▸ **Your task**
Copy out every line that contains the word "type".

▸ **Records shown**
** begin **

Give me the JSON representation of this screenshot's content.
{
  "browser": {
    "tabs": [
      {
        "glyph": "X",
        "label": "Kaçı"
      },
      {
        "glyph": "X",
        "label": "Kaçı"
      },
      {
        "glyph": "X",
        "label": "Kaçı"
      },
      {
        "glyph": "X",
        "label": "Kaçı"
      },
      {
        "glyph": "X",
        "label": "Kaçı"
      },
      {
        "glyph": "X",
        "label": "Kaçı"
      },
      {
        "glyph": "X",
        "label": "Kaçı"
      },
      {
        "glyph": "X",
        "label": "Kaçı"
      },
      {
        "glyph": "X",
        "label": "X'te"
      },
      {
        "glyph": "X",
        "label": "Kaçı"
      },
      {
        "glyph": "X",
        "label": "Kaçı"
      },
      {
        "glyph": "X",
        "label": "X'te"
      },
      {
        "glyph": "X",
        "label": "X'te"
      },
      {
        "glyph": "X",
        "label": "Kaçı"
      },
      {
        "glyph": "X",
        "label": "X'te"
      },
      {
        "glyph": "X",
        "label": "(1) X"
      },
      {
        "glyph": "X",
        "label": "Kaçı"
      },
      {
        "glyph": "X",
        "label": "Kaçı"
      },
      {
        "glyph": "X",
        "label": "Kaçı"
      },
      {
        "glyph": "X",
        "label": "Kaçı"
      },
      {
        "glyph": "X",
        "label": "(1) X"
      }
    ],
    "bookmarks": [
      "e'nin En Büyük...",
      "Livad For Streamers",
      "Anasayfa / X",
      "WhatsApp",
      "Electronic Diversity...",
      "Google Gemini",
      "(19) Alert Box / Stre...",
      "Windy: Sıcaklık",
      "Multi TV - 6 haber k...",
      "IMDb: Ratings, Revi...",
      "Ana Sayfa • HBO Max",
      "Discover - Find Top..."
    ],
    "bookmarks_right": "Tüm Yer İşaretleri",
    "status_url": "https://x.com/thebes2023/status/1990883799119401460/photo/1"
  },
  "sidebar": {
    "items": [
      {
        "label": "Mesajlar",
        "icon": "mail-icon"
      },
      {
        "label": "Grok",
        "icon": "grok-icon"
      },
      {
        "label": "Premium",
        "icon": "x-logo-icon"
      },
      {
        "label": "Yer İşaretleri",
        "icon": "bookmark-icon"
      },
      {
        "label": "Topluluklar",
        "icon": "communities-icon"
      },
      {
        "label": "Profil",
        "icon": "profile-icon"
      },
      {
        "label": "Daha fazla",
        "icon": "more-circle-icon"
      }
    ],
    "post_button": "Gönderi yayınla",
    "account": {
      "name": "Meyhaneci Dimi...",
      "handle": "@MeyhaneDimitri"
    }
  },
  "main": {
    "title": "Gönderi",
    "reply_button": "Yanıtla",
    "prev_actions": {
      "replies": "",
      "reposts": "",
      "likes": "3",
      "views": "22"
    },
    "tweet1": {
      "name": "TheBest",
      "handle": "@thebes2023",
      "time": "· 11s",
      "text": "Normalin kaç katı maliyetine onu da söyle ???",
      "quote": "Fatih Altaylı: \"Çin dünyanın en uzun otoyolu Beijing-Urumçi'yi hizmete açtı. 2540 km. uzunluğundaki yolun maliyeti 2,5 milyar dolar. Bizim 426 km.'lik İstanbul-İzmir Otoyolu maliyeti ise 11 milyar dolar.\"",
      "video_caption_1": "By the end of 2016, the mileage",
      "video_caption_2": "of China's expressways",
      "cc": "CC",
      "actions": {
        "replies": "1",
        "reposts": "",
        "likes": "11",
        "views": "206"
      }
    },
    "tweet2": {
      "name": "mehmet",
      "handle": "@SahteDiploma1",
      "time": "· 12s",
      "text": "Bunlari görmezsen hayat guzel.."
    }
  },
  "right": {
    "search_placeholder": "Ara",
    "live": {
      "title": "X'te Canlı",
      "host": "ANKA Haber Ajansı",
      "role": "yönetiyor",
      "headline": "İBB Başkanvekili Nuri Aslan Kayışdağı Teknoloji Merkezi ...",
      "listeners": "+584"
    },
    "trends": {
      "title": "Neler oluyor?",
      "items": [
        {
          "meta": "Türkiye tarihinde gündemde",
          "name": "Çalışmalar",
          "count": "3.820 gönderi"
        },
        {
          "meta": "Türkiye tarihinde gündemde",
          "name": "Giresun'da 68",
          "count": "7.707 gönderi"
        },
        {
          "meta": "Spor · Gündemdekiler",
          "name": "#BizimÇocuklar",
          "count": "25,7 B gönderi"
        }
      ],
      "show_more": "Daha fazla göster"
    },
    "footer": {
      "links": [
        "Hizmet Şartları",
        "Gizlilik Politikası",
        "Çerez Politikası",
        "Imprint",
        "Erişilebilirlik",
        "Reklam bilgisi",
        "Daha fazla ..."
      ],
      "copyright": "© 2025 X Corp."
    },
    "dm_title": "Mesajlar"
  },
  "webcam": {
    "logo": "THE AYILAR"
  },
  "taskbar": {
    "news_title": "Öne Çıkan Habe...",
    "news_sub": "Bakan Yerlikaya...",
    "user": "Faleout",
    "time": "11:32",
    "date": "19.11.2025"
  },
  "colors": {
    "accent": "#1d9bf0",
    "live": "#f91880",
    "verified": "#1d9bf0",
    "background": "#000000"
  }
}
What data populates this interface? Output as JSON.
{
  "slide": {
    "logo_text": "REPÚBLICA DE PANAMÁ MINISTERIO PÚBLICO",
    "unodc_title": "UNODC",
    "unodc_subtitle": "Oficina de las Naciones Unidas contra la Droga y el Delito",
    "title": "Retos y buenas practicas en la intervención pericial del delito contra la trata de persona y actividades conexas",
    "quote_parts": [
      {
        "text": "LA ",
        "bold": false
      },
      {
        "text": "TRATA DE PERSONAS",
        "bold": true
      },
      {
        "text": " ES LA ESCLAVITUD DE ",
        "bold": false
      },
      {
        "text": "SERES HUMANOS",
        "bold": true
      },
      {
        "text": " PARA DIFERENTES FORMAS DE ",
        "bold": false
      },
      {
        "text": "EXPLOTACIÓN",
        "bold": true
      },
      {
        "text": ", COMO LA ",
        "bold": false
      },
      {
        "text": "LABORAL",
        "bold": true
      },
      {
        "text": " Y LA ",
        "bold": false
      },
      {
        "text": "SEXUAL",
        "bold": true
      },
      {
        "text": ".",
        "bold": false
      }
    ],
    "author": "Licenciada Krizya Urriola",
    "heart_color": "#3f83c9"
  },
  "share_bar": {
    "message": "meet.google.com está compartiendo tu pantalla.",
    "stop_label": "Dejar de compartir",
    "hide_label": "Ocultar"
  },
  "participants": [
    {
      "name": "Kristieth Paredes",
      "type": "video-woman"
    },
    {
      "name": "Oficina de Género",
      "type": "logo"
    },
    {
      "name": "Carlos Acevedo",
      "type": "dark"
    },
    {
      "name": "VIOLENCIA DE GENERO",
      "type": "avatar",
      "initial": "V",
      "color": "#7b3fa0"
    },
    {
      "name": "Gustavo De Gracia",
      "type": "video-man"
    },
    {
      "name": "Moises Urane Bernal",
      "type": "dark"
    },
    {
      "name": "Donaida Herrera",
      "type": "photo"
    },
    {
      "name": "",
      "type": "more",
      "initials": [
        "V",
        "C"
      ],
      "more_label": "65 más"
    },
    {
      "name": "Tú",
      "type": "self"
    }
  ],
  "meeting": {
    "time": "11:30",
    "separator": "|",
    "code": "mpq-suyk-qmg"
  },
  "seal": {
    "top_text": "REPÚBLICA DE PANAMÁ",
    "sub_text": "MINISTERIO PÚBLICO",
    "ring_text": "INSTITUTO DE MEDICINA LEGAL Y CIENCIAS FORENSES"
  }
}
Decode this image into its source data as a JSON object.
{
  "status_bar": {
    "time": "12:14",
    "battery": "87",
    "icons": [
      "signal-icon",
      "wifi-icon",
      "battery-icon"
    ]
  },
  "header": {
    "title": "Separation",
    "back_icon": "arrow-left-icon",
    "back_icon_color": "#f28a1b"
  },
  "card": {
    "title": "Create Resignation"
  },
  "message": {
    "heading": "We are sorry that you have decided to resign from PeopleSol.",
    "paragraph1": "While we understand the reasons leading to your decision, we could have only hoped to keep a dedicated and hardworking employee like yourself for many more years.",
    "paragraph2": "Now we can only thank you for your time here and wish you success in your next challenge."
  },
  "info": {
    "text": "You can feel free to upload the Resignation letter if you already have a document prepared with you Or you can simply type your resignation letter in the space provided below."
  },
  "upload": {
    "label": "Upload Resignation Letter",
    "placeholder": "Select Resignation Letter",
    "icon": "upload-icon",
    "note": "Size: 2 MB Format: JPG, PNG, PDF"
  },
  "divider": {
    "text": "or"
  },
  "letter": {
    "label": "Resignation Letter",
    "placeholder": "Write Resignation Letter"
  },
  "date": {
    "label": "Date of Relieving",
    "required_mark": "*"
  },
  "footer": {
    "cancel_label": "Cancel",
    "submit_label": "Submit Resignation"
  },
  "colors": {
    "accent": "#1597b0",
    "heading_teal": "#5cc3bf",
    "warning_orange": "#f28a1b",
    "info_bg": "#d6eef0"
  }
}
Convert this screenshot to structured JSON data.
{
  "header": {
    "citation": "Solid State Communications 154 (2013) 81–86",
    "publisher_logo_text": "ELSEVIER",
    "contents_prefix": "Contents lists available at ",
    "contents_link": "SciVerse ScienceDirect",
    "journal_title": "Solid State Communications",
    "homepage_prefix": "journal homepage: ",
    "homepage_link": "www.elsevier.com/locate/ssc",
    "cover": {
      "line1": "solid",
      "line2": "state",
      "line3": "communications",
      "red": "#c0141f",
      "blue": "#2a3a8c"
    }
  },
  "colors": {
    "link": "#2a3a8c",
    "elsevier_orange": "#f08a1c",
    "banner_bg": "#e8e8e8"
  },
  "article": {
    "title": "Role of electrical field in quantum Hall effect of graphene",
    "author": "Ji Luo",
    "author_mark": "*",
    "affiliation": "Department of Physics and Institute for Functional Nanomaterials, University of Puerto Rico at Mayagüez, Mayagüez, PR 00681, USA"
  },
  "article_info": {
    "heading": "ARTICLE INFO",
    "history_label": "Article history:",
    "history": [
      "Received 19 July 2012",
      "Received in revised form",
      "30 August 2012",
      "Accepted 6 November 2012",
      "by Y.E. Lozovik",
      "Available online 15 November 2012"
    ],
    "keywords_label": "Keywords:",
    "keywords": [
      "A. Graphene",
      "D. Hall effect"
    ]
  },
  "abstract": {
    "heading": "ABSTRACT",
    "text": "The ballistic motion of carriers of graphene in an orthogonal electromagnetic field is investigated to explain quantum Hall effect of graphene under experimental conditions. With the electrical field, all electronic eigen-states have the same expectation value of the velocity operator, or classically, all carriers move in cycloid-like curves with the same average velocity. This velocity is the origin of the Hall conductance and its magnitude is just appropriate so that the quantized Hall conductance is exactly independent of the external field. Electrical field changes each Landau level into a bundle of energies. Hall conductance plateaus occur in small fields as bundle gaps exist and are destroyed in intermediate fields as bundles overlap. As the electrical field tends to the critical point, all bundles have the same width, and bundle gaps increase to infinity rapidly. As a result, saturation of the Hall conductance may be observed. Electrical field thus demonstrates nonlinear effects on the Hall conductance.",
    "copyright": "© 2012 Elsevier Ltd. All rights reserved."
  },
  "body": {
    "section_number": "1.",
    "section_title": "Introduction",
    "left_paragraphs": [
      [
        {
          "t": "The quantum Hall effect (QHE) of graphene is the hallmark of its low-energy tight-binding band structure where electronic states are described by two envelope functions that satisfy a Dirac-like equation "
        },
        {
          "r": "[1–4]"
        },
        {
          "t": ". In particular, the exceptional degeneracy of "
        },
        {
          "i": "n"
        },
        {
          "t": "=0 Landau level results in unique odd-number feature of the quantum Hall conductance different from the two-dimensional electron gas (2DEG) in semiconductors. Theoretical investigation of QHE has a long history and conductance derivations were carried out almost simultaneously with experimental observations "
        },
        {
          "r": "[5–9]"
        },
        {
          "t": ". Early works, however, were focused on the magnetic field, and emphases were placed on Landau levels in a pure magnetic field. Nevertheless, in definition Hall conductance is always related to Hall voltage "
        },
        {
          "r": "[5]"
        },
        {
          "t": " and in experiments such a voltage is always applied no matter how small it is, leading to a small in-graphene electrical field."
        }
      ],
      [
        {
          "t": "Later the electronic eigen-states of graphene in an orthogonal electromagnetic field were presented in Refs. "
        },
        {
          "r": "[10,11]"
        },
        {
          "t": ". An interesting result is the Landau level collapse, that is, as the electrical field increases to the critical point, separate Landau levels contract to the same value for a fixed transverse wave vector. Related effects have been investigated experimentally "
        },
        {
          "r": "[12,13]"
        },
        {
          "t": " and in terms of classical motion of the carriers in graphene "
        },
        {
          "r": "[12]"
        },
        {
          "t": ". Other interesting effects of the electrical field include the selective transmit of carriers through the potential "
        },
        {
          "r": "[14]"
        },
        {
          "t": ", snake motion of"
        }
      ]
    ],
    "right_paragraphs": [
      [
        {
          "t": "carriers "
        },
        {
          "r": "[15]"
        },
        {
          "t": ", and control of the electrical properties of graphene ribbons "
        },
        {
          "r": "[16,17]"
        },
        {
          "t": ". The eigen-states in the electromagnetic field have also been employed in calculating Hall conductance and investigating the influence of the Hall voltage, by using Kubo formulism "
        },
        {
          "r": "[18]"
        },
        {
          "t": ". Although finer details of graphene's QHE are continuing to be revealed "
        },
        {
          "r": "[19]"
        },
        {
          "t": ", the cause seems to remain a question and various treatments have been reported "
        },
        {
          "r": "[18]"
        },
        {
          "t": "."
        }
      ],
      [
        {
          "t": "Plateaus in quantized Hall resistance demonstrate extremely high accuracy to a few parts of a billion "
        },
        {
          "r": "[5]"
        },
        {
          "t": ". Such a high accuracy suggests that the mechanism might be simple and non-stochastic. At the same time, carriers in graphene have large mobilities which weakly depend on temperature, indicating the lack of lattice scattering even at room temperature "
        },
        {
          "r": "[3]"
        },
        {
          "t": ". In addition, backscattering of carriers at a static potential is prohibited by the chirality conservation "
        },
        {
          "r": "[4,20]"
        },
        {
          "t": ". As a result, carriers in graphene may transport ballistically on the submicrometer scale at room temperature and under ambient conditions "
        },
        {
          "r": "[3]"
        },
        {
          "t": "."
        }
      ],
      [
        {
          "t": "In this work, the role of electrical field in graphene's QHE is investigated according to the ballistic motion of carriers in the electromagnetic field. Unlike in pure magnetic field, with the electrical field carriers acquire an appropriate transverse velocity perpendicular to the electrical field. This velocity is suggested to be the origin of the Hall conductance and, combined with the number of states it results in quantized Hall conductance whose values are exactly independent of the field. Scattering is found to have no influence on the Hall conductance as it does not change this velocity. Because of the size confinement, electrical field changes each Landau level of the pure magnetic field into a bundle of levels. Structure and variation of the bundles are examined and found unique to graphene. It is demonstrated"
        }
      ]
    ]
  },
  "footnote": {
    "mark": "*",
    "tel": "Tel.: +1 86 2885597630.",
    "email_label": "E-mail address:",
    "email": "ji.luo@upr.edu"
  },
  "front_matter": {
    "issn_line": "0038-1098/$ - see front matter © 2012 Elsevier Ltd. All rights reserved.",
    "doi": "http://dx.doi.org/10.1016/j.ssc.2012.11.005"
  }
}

** end **

▸ **The response**
      "type": "video-woman"
      "type": "logo"
      "type": "dark"
      "type": "avatar",
      "type": "video-man"
      "type": "dark"
      "type": "photo"
      "type": "more",
      "type": "self"
    "text": "You can feel free to upload the Resignation letter if you already have a document prepared with you Or you can simply type your resignation letter in the space provided below."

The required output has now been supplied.